[Exercise] Check each line of the records below for the word "security" and copy those where it appears.

Data listing
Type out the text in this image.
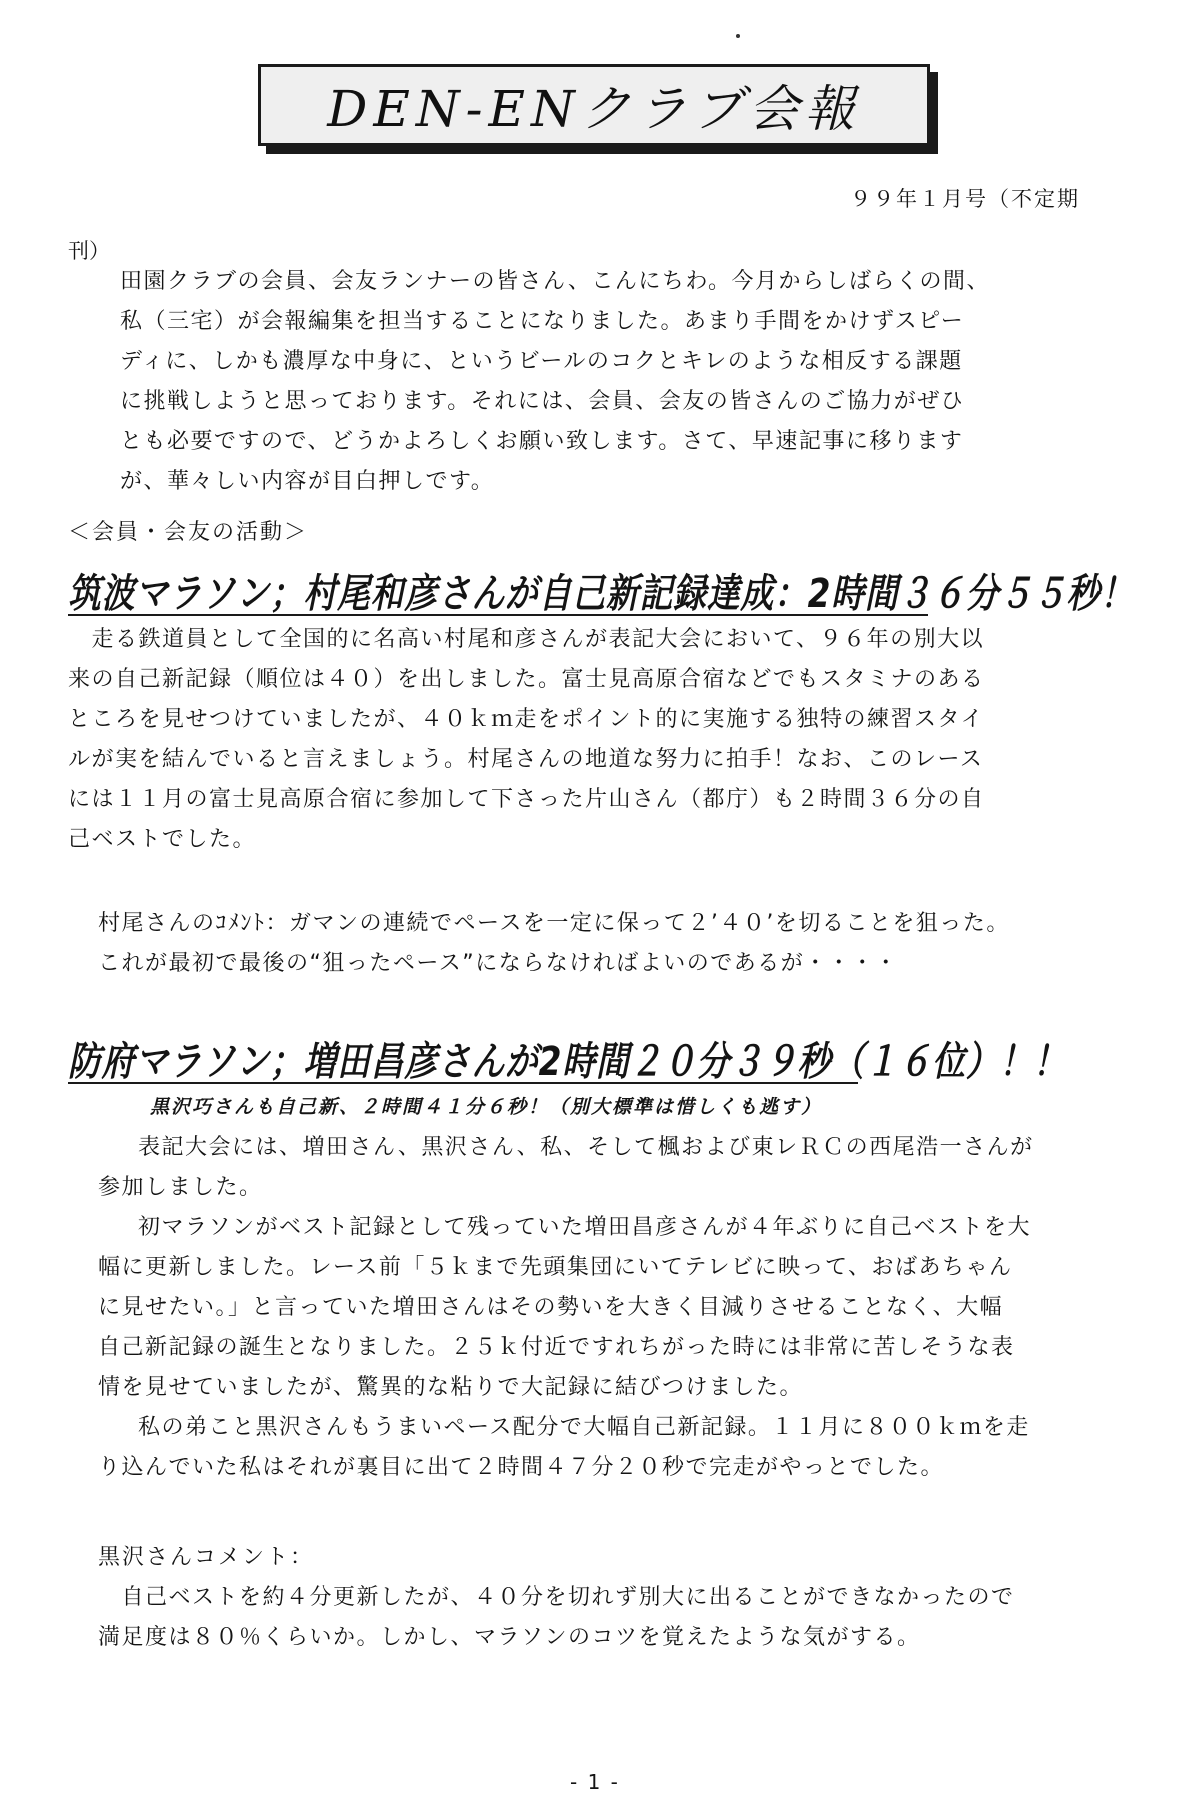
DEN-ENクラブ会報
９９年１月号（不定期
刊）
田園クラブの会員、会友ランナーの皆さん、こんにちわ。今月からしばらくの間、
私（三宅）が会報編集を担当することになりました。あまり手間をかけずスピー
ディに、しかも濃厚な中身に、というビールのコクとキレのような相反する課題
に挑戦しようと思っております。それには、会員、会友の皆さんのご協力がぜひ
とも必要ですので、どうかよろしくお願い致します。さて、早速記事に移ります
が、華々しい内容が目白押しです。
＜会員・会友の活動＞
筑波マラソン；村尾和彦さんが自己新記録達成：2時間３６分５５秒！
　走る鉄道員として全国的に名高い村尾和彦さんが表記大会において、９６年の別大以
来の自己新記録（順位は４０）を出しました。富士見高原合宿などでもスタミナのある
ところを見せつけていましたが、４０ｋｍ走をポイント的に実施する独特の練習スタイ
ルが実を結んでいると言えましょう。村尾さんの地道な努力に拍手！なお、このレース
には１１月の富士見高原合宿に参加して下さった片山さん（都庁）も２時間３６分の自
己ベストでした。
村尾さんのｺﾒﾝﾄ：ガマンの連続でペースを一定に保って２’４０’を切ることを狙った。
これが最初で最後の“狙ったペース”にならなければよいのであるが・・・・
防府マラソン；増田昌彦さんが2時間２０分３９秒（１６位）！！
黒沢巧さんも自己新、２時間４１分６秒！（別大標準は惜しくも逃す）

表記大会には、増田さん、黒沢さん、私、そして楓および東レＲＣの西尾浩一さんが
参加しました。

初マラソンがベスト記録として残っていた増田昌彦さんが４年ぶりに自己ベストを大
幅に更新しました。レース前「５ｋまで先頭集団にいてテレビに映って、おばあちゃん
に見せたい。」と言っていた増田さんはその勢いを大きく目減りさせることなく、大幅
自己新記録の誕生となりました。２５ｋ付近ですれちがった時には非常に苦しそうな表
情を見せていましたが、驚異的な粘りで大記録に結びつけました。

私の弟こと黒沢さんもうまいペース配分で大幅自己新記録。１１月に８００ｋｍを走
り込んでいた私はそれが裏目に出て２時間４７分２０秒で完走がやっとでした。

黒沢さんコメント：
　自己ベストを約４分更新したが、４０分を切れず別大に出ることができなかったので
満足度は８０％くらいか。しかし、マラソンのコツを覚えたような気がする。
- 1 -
--
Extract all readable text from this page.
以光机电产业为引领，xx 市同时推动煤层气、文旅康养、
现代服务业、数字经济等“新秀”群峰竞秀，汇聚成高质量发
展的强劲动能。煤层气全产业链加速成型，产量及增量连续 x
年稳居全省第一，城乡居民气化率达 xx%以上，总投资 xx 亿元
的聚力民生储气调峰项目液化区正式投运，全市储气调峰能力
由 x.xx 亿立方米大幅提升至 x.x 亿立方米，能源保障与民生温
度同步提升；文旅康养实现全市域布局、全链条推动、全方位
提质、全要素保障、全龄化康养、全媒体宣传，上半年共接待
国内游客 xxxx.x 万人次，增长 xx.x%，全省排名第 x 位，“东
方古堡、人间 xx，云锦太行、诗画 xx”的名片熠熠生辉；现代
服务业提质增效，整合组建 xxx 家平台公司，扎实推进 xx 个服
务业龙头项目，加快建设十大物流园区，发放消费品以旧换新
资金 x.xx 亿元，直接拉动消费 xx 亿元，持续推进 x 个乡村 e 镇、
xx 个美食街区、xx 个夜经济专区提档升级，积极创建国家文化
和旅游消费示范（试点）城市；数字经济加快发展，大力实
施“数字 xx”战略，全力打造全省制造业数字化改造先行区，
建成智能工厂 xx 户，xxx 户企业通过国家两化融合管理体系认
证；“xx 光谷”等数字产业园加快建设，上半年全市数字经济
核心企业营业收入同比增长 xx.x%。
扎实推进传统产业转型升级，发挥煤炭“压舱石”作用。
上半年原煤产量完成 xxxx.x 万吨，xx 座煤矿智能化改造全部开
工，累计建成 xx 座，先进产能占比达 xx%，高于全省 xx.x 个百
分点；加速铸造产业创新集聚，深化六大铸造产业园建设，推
---
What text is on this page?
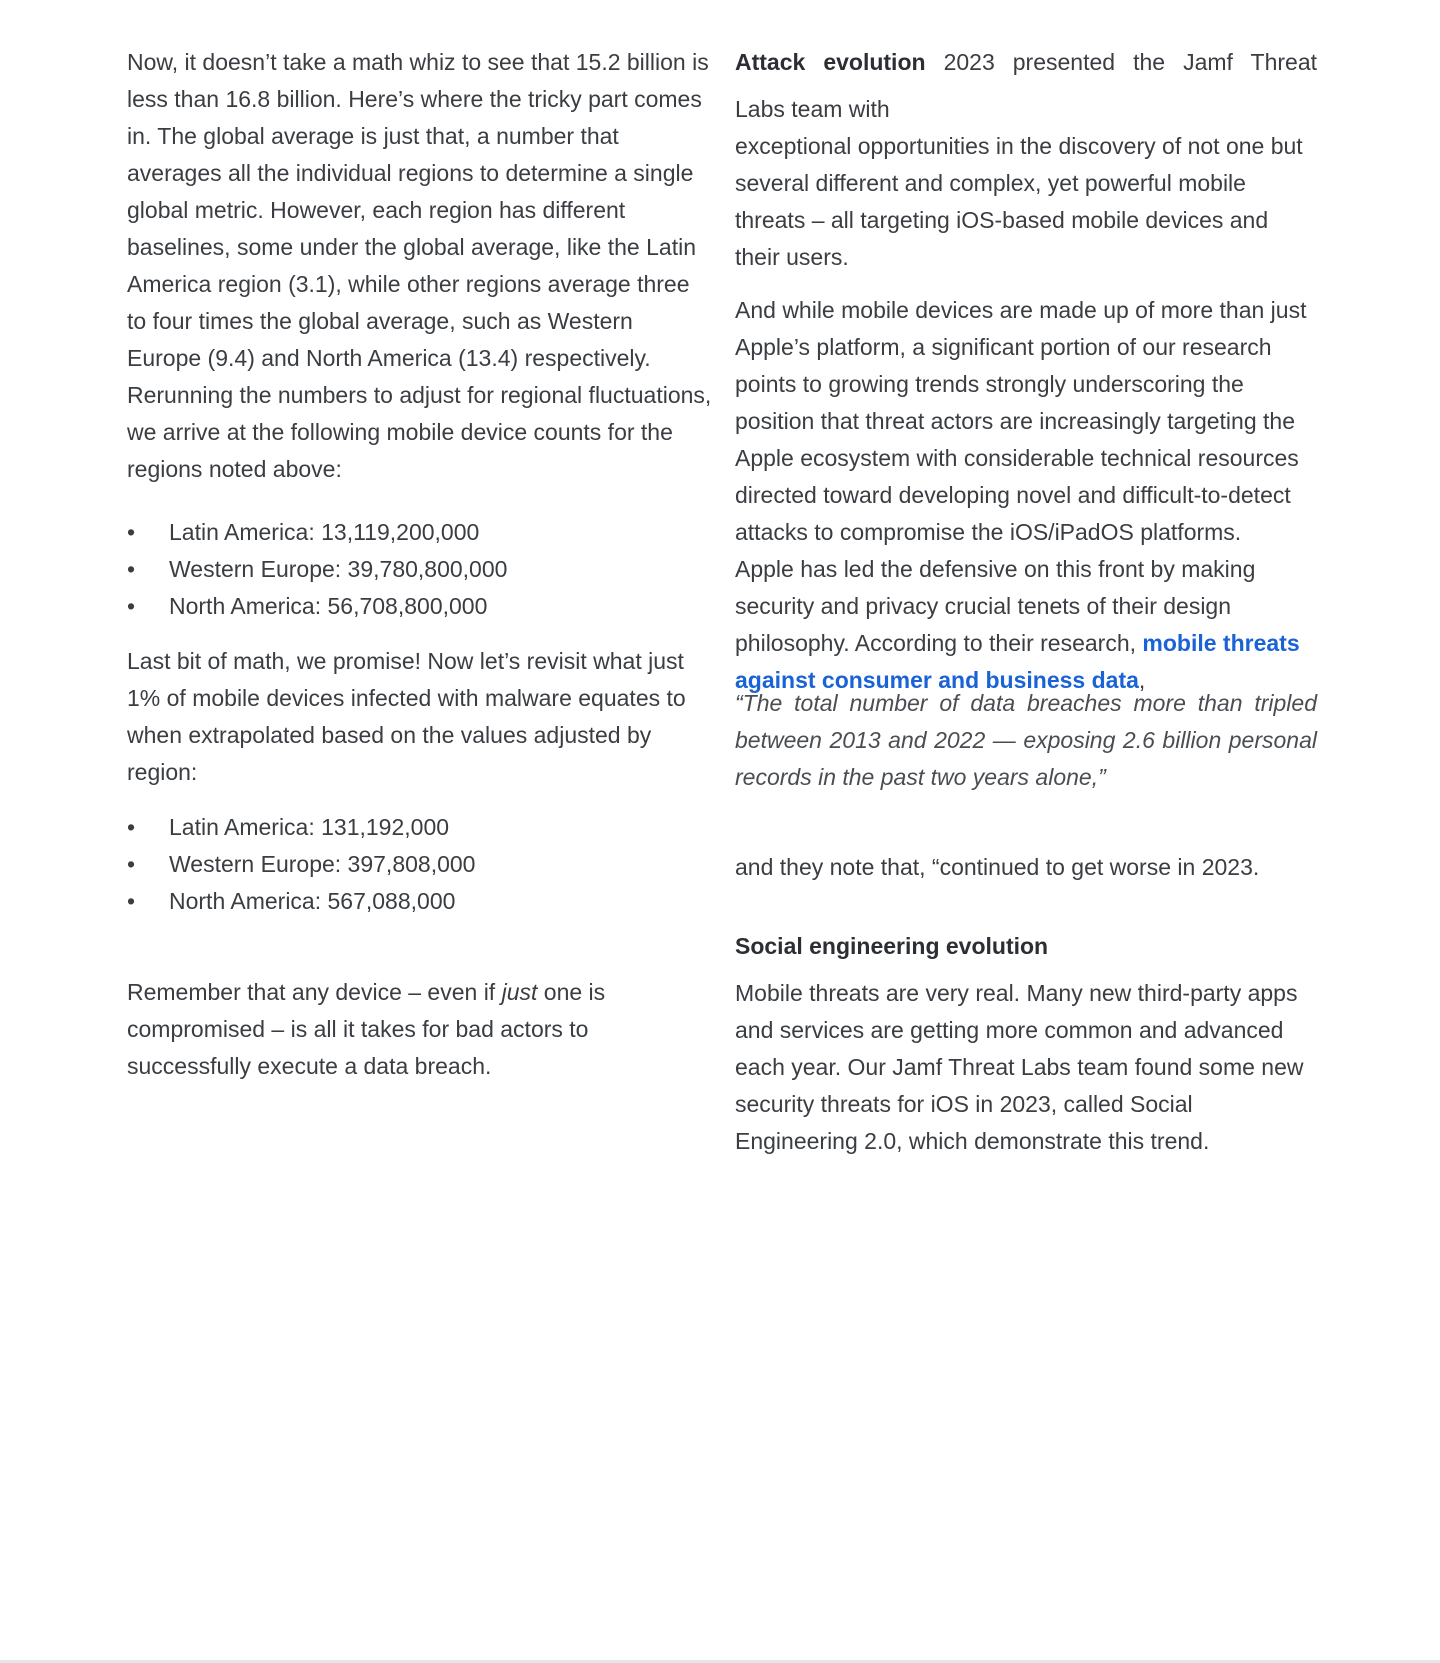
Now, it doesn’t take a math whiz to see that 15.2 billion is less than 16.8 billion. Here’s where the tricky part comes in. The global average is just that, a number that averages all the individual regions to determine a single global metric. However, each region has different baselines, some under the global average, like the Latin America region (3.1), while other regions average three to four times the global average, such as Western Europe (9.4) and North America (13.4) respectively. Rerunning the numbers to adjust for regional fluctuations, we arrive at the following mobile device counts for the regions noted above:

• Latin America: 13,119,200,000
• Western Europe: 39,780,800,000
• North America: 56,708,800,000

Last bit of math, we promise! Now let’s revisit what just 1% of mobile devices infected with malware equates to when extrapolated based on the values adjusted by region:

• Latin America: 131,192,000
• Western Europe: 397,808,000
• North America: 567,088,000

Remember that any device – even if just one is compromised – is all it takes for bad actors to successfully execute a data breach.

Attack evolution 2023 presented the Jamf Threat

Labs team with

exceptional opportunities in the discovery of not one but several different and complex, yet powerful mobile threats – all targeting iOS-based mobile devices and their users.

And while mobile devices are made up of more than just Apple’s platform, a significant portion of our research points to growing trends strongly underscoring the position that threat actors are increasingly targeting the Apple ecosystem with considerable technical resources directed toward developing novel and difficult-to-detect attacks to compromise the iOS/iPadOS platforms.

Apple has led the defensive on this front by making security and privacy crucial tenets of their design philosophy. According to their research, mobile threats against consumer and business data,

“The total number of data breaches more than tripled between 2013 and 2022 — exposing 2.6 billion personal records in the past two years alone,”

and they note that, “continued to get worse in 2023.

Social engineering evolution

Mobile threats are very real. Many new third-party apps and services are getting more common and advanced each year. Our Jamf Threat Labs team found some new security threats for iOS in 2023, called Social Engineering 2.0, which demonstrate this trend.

[Final result]
Apple has led the defensive on this front by making security and privacy crucial tenets of their design philosophy. According to their research, mobile threats against consumer and business data,
Mobile threats are very real. Many new third-party apps and services are getting more common and advanced each year. Our Jamf Threat Labs team found some new security threats for iOS in 2023, called Social Engineering 2.0, which demonstrate this trend.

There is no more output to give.